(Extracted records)
+---+
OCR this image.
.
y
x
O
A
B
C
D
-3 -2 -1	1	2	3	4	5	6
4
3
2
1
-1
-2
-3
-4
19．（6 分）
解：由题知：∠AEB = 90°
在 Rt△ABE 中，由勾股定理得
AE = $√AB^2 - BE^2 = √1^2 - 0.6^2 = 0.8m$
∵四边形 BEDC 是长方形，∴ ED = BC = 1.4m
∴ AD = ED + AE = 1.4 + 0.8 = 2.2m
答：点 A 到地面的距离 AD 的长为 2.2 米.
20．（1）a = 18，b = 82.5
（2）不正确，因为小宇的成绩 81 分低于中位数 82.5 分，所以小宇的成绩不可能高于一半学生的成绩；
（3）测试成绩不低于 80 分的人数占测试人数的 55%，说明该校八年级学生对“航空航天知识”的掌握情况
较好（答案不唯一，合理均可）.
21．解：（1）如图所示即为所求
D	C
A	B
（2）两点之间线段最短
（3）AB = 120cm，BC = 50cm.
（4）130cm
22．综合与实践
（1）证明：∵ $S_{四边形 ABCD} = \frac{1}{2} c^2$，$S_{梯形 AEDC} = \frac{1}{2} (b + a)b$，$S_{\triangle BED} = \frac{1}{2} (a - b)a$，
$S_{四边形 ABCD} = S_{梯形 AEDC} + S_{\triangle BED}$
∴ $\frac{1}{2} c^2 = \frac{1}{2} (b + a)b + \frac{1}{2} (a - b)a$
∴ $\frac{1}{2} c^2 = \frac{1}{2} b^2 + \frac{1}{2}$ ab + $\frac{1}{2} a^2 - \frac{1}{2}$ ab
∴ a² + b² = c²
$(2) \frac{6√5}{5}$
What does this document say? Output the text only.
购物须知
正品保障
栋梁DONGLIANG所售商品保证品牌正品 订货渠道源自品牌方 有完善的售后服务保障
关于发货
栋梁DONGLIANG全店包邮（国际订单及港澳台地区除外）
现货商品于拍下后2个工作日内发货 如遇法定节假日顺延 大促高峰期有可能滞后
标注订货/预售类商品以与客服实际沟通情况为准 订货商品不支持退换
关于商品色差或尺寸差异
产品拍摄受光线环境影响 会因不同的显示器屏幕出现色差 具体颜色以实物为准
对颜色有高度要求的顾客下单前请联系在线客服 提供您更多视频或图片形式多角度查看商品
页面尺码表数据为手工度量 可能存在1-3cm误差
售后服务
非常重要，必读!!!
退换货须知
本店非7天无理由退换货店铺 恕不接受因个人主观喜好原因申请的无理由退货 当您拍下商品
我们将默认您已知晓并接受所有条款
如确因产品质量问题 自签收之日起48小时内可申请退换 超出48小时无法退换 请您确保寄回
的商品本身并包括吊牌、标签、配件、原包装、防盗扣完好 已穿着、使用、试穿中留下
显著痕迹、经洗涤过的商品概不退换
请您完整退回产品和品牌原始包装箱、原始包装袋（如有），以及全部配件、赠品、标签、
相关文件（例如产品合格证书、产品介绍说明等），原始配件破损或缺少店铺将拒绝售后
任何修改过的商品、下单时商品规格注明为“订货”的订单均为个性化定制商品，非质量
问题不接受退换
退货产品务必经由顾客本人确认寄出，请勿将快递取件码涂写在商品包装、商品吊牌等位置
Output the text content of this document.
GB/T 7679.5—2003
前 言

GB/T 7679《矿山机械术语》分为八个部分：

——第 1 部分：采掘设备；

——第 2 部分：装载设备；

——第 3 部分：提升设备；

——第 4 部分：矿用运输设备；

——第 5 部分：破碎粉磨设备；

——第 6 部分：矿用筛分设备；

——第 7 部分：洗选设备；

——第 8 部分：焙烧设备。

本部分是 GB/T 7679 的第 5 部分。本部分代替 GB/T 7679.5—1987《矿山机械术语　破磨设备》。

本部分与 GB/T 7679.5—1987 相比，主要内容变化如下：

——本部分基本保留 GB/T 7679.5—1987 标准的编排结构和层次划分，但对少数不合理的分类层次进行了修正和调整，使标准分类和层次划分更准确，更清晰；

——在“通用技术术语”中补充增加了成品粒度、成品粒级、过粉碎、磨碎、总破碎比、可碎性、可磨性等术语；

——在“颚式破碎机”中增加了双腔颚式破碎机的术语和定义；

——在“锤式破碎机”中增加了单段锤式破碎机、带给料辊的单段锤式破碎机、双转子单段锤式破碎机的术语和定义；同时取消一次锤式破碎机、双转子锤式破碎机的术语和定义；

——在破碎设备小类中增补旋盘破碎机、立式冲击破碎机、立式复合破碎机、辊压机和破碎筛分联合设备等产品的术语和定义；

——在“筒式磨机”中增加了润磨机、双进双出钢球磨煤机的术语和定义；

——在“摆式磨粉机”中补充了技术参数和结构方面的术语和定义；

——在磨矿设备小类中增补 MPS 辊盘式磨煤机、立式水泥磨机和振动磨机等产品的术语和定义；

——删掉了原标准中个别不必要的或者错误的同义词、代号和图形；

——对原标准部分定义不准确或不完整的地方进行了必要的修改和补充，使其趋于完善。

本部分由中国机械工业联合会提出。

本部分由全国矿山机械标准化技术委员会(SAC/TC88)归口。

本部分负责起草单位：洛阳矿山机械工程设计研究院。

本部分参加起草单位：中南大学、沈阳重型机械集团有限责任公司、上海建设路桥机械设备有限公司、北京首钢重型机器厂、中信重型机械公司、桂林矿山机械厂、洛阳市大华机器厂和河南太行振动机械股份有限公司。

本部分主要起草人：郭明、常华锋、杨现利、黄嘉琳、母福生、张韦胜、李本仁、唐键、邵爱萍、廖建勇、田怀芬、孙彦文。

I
+---+
→ PROBLEM REQUIREMENTS
From the listing, copy every line where the string "text" appears.

→ WORKED SOLUTION
What does this document say? Output the text only.
Output the text content of this document.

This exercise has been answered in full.